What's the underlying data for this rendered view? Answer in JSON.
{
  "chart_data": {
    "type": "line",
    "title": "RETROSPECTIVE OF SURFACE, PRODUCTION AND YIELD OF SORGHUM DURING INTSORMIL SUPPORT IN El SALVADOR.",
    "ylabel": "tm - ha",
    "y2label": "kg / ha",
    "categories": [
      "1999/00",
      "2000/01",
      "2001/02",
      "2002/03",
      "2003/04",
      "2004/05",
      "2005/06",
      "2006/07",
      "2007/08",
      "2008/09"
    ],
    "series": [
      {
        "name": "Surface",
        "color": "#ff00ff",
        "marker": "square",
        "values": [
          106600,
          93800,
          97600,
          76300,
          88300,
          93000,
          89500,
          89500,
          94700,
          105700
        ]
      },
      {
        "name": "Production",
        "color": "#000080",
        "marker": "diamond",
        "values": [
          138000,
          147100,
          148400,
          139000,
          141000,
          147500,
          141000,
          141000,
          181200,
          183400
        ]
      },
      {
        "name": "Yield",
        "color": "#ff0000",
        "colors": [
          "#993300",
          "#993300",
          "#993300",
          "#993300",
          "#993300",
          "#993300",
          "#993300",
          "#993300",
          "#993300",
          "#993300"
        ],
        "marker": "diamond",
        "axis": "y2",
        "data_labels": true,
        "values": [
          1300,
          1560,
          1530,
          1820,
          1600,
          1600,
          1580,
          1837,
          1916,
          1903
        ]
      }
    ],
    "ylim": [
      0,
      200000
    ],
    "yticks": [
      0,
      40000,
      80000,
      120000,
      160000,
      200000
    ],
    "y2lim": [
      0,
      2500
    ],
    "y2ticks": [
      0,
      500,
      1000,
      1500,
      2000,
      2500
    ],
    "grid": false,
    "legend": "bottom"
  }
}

__Task__
Repeat the listing exactly, from its first line to its last.

__Worked answer__
What's the underlying data for this rendered view? Answer in JSON.
{
  "chart_data": {
    "type": "line",
    "title": "RETROSPECTIVE OF SURFACE, PRODUCTION AND YIELD OF SORGHUM DURING INTSORMIL SUPPORT IN El SALVADOR.",
    "ylabel": "tm - ha",
    "y2label": "kg / ha",
    "categories": [
      "1999/00",
      "2000/01",
      "2001/02",
      "2002/03",
      "2003/04",
      "2004/05",
      "2005/06",
      "2006/07",
      "2007/08",
      "2008/09"
    ],
    "series": [
      {
        "name": "Surface",
        "color": "#ff00ff",
        "marker": "square",
        "values": [
          106600,
          93800,
          97600,
          76300,
          88300,
          93000,
          89500,
          89500,
          94700,
          105700
        ]
      },
      {
        "name": "Production",
        "color": "#000080",
        "marker": "diamond",
        "values": [
          138000,
          147100,
          148400,
          139000,
          141000,
          147500,
          141000,
          141000,
          181200,
          183400
        ]
      },
      {
        "name": "Yield",
        "color": "#ff0000",
        "colors": [
          "#993300",
          "#993300",
          "#993300",
          "#993300",
          "#993300",
          "#993300",
          "#993300",
          "#993300",
          "#993300",
          "#993300"
        ],
        "marker": "diamond",
        "axis": "y2",
        "data_labels": true,
        "values": [
          1300,
          1560,
          1530,
          1820,
          1600,
          1600,
          1580,
          1837,
          1916,
          1903
        ]
      }
    ],
    "ylim": [
      0,
      200000
    ],
    "yticks": [
      0,
      40000,
      80000,
      120000,
      160000,
      200000
    ],
    "y2lim": [
      0,
      2500
    ],
    "y2ticks": [
      0,
      500,
      1000,
      1500,
      2000,
      2500
    ],
    "grid": false,
    "legend": "bottom"
  }
}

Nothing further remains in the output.